━━ RECORDS PROVIDED
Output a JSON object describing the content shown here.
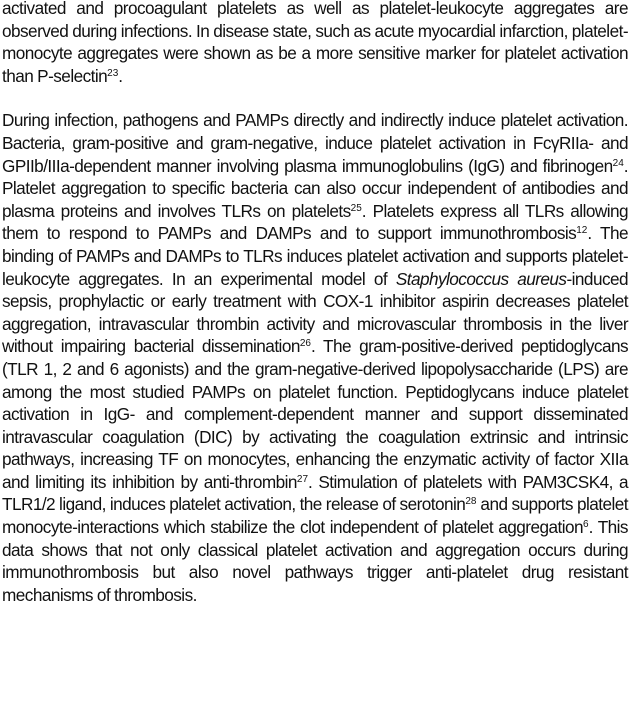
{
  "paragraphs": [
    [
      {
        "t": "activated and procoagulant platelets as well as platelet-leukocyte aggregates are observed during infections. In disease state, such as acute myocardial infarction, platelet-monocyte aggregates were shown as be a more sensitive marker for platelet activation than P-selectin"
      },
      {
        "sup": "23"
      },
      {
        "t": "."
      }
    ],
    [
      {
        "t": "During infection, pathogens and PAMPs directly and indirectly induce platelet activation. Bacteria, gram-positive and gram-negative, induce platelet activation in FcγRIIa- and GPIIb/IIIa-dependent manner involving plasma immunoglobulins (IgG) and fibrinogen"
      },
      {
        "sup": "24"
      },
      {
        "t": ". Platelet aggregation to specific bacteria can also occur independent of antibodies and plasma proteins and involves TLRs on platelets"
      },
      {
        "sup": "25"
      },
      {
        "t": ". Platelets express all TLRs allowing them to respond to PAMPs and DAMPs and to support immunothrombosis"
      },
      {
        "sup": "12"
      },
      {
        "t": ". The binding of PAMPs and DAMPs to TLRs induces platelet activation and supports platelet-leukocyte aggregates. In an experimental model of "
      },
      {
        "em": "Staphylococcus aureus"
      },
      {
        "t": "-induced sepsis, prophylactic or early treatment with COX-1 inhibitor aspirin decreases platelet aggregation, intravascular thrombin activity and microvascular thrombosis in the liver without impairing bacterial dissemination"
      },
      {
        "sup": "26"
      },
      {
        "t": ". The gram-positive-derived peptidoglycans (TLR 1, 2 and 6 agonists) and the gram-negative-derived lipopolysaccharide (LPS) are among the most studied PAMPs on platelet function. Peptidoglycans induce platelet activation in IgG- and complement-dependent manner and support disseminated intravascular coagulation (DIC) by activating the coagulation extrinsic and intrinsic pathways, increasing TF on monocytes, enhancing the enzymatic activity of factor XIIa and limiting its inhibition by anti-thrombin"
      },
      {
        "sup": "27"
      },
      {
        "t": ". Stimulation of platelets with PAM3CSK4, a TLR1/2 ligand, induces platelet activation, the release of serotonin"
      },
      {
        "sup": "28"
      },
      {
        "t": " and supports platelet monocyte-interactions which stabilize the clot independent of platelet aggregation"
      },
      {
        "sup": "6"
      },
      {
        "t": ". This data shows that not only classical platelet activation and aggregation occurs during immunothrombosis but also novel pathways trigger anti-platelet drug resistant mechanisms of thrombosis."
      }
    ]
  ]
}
━━━━
Looking through the data above, count the lines that include the string "with" and give only the count.

**TASK OUTPUT:** 2